[Entries from a dataset]

☆ ☆ ☆ ☆ ☆

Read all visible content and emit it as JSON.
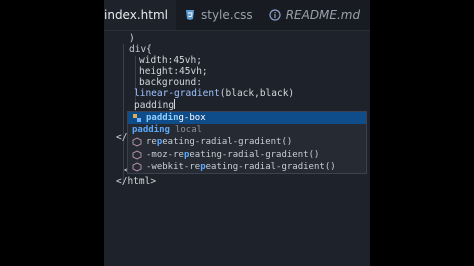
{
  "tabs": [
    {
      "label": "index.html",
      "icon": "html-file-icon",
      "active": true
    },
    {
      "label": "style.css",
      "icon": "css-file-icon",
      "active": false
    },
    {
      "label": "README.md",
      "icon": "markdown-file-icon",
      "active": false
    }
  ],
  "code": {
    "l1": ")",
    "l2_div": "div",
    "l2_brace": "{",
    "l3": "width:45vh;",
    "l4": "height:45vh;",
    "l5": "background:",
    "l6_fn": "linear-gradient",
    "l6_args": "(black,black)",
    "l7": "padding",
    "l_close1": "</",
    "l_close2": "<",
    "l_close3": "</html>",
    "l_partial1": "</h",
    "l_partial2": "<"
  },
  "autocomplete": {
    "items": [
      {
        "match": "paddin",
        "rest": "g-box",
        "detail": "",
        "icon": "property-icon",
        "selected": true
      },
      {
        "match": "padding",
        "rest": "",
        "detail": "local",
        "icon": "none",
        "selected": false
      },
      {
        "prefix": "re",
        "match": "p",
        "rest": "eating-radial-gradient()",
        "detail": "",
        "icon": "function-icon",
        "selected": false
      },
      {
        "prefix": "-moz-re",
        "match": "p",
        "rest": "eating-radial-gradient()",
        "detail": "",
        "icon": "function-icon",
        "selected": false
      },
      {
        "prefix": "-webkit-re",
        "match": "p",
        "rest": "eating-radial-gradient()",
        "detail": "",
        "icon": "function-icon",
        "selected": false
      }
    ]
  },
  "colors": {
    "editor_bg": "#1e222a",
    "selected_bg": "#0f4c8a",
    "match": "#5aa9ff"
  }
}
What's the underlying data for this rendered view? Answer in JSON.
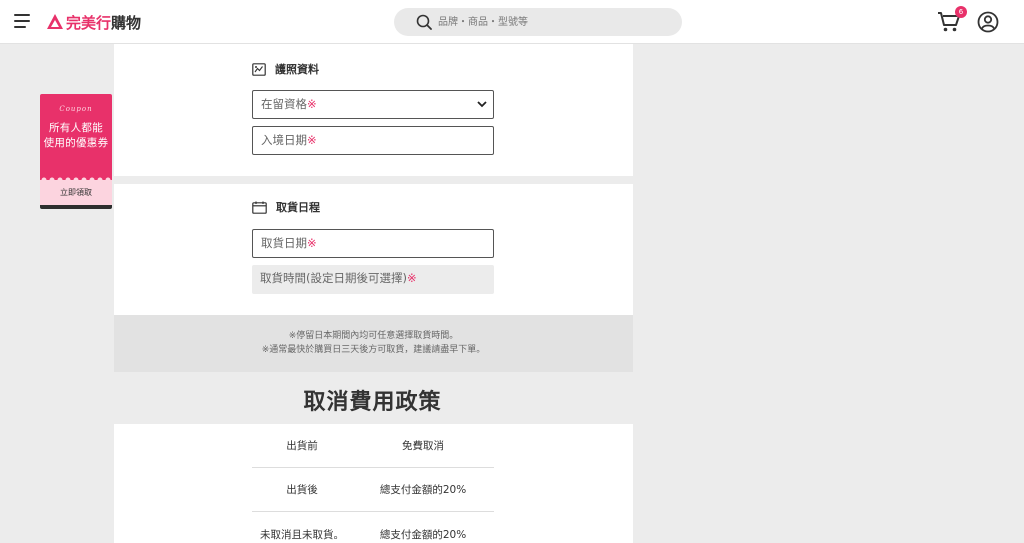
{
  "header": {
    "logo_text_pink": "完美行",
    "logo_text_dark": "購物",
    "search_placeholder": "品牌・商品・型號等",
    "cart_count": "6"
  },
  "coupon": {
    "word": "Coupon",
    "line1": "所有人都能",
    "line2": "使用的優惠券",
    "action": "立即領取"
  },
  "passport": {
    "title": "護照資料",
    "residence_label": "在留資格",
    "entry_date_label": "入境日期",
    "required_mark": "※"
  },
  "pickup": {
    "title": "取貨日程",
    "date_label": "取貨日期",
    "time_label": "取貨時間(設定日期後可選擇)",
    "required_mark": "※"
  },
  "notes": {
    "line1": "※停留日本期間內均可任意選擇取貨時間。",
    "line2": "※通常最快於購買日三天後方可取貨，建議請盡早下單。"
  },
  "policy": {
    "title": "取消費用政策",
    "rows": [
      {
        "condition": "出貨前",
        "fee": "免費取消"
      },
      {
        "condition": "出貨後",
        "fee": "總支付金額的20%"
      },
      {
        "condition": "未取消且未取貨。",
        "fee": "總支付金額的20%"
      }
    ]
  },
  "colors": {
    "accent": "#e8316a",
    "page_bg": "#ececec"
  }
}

☆ ☆ ☆ ☆ ☆

**TASK GOAL**
Reproduce every line of the material precisely, omitting its pictures.

**SOLUTION FOR THIS EXERCISE**
Read all visible content and emit it as JSON.
{
  "tabs": [
    {
      "label": "index.html",
      "icon": "html-file-icon",
      "active": true
    },
    {
      "label": "style.css",
      "icon": "css-file-icon",
      "active": false
    },
    {
      "label": "README.md",
      "icon": "markdown-file-icon",
      "active": false
    }
  ],
  "code": {
    "l1": ")",
    "l2_div": "div",
    "l2_brace": "{",
    "l3": "width:45vh;",
    "l4": "height:45vh;",
    "l5": "background:",
    "l6_fn": "linear-gradient",
    "l6_args": "(black,black)",
    "l7": "padding",
    "l_close1": "</",
    "l_close2": "<",
    "l_close3": "</html>",
    "l_partial1": "</h",
    "l_partial2": "<"
  },
  "autocomplete": {
    "items": [
      {
        "match": "paddin",
        "rest": "g-box",
        "detail": "",
        "icon": "property-icon",
        "selected": true
      },
      {
        "match": "padding",
        "rest": "",
        "detail": "local",
        "icon": "none",
        "selected": false
      },
      {
        "prefix": "re",
        "match": "p",
        "rest": "eating-radial-gradient()",
        "detail": "",
        "icon": "function-icon",
        "selected": false
      },
      {
        "prefix": "-moz-re",
        "match": "p",
        "rest": "eating-radial-gradient()",
        "detail": "",
        "icon": "function-icon",
        "selected": false
      },
      {
        "prefix": "-webkit-re",
        "match": "p",
        "rest": "eating-radial-gradient()",
        "detail": "",
        "icon": "function-icon",
        "selected": false
      }
    ]
  },
  "colors": {
    "editor_bg": "#1e222a",
    "selected_bg": "#0f4c8a",
    "match": "#5aa9ff"
  }
}
What's the underlying data for this rendered view? Answer in JSON.
{
  "header": {
    "logo_text_pink": "完美行",
    "logo_text_dark": "購物",
    "search_placeholder": "品牌・商品・型號等",
    "cart_count": "6"
  },
  "coupon": {
    "word": "Coupon",
    "line1": "所有人都能",
    "line2": "使用的優惠券",
    "action": "立即領取"
  },
  "passport": {
    "title": "護照資料",
    "residence_label": "在留資格",
    "entry_date_label": "入境日期",
    "required_mark": "※"
  },
  "pickup": {
    "title": "取貨日程",
    "date_label": "取貨日期",
    "time_label": "取貨時間(設定日期後可選擇)",
    "required_mark": "※"
  },
  "notes": {
    "line1": "※停留日本期間內均可任意選擇取貨時間。",
    "line2": "※通常最快於購買日三天後方可取貨，建議請盡早下單。"
  },
  "policy": {
    "title": "取消費用政策",
    "rows": [
      {
        "condition": "出貨前",
        "fee": "免費取消"
      },
      {
        "condition": "出貨後",
        "fee": "總支付金額的20%"
      },
      {
        "condition": "未取消且未取貨。",
        "fee": "總支付金額的20%"
      }
    ]
  },
  "colors": {
    "accent": "#e8316a",
    "page_bg": "#ececec"
  }
}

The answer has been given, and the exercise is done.